------ Data for this exercise ------

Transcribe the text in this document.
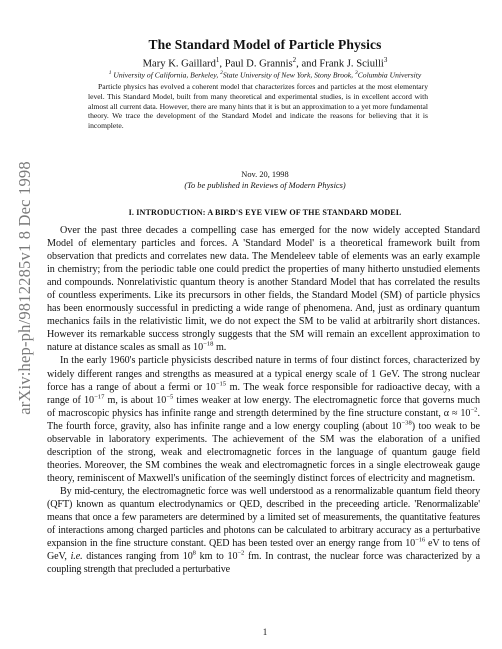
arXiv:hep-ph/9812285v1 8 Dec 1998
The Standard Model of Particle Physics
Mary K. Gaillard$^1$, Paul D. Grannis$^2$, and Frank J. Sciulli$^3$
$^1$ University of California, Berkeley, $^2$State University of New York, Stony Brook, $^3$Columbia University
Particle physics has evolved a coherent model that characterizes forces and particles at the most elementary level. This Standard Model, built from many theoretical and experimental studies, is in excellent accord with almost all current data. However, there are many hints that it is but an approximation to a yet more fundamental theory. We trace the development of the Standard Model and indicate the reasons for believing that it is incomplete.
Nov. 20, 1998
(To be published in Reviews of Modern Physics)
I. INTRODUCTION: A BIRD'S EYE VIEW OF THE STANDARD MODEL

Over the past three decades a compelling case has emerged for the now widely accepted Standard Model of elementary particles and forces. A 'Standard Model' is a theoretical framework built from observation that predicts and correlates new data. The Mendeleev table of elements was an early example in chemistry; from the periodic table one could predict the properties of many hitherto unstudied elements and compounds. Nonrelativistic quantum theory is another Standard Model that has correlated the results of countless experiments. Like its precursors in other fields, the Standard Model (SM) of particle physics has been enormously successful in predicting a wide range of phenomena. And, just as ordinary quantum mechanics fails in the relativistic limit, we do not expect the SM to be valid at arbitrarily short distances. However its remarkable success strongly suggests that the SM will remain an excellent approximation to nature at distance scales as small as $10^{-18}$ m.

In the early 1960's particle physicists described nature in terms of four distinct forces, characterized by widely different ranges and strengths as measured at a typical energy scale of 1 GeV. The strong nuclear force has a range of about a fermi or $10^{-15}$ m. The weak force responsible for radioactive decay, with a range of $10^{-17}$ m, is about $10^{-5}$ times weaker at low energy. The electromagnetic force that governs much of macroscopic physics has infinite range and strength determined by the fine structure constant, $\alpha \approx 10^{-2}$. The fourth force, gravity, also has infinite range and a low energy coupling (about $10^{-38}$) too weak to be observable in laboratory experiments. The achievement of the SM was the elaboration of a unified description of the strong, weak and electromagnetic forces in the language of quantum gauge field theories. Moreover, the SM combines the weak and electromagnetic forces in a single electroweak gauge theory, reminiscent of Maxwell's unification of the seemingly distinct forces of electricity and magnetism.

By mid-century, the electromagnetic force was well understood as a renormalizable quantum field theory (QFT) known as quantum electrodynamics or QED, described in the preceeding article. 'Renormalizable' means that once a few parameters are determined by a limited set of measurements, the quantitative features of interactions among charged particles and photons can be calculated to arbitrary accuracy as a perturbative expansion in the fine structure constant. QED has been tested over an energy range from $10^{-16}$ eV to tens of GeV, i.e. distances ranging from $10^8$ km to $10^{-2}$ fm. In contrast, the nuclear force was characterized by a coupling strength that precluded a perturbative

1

------

All of the lines above should be printed exactly, minus the pictures.

Transcribe the text in this document.
arXiv:hep-ph/9812285v1 8 Dec 1998
The Standard Model of Particle Physics
Mary K. Gaillard$^1$, Paul D. Grannis$^2$, and Frank J. Sciulli$^3$
$^1$ University of California, Berkeley, $^2$State University of New York, Stony Brook, $^3$Columbia University
Particle physics has evolved a coherent model that characterizes forces and particles at the most elementary level. This Standard Model, built from many theoretical and experimental studies, is in excellent accord with almost all current data. However, there are many hints that it is but an approximation to a yet more fundamental theory. We trace the development of the Standard Model and indicate the reasons for believing that it is incomplete.
Nov. 20, 1998
(To be published in Reviews of Modern Physics)
I. INTRODUCTION: A BIRD'S EYE VIEW OF THE STANDARD MODEL

Over the past three decades a compelling case has emerged for the now widely accepted Standard Model of elementary particles and forces. A 'Standard Model' is a theoretical framework built from observation that predicts and correlates new data. The Mendeleev table of elements was an early example in chemistry; from the periodic table one could predict the properties of many hitherto unstudied elements and compounds. Nonrelativistic quantum theory is another Standard Model that has correlated the results of countless experiments. Like its precursors in other fields, the Standard Model (SM) of particle physics has been enormously successful in predicting a wide range of phenomena. And, just as ordinary quantum mechanics fails in the relativistic limit, we do not expect the SM to be valid at arbitrarily short distances. However its remarkable success strongly suggests that the SM will remain an excellent approximation to nature at distance scales as small as $10^{-18}$ m.

In the early 1960's particle physicists described nature in terms of four distinct forces, characterized by widely different ranges and strengths as measured at a typical energy scale of 1 GeV. The strong nuclear force has a range of about a fermi or $10^{-15}$ m. The weak force responsible for radioactive decay, with a range of $10^{-17}$ m, is about $10^{-5}$ times weaker at low energy. The electromagnetic force that governs much of macroscopic physics has infinite range and strength determined by the fine structure constant, $\alpha \approx 10^{-2}$. The fourth force, gravity, also has infinite range and a low energy coupling (about $10^{-38}$) too weak to be observable in laboratory experiments. The achievement of the SM was the elaboration of a unified description of the strong, weak and electromagnetic forces in the language of quantum gauge field theories. Moreover, the SM combines the weak and electromagnetic forces in a single electroweak gauge theory, reminiscent of Maxwell's unification of the seemingly distinct forces of electricity and magnetism.

By mid-century, the electromagnetic force was well understood as a renormalizable quantum field theory (QFT) known as quantum electrodynamics or QED, described in the preceeding article. 'Renormalizable' means that once a few parameters are determined by a limited set of measurements, the quantitative features of interactions among charged particles and photons can be calculated to arbitrary accuracy as a perturbative expansion in the fine structure constant. QED has been tested over an energy range from $10^{-16}$ eV to tens of GeV, i.e. distances ranging from $10^8$ km to $10^{-2}$ fm. In contrast, the nuclear force was characterized by a coupling strength that precluded a perturbative

1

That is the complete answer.